Extract each line of the data and write it out again exactly.

★ ★ ★ ★ ★

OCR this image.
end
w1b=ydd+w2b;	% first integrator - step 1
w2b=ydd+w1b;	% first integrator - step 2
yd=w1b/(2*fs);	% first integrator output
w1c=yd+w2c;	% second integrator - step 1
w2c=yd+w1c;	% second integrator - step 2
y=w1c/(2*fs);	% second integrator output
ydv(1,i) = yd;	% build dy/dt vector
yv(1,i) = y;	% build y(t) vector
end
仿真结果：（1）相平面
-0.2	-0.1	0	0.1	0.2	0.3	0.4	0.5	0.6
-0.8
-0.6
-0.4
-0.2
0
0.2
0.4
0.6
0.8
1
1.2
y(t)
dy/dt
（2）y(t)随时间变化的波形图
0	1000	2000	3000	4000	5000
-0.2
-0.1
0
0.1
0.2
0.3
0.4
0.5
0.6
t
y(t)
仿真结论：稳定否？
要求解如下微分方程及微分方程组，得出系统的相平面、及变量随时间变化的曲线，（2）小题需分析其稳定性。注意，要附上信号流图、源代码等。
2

★ ★ ★ ★ ★

Response →
OCR this image.
end
w1b=ydd+w2b;	% first integrator - step 1
w2b=ydd+w1b;	% first integrator - step 2
yd=w1b/(2*fs);	% first integrator output
w1c=yd+w2c;	% second integrator - step 1
w2c=yd+w1c;	% second integrator - step 2
y=w1c/(2*fs);	% second integrator output
ydv(1,i) = yd;	% build dy/dt vector
yv(1,i) = y;	% build y(t) vector
end
仿真结果：（1）相平面
-0.2	-0.1	0	0.1	0.2	0.3	0.4	0.5	0.6
-0.8
-0.6
-0.4
-0.2
0
0.2
0.4
0.6
0.8
1
1.2
y(t)
dy/dt
（2）y(t)随时间变化的波形图
0	1000	2000	3000	4000	5000
-0.2
-0.1
0
0.1
0.2
0.3
0.4
0.5
0.6
t
y(t)
仿真结论：稳定否？
要求解如下微分方程及微分方程组，得出系统的相平面、及变量随时间变化的曲线，（2）小题需分析其稳定性。注意，要附上信号流图、源代码等。
2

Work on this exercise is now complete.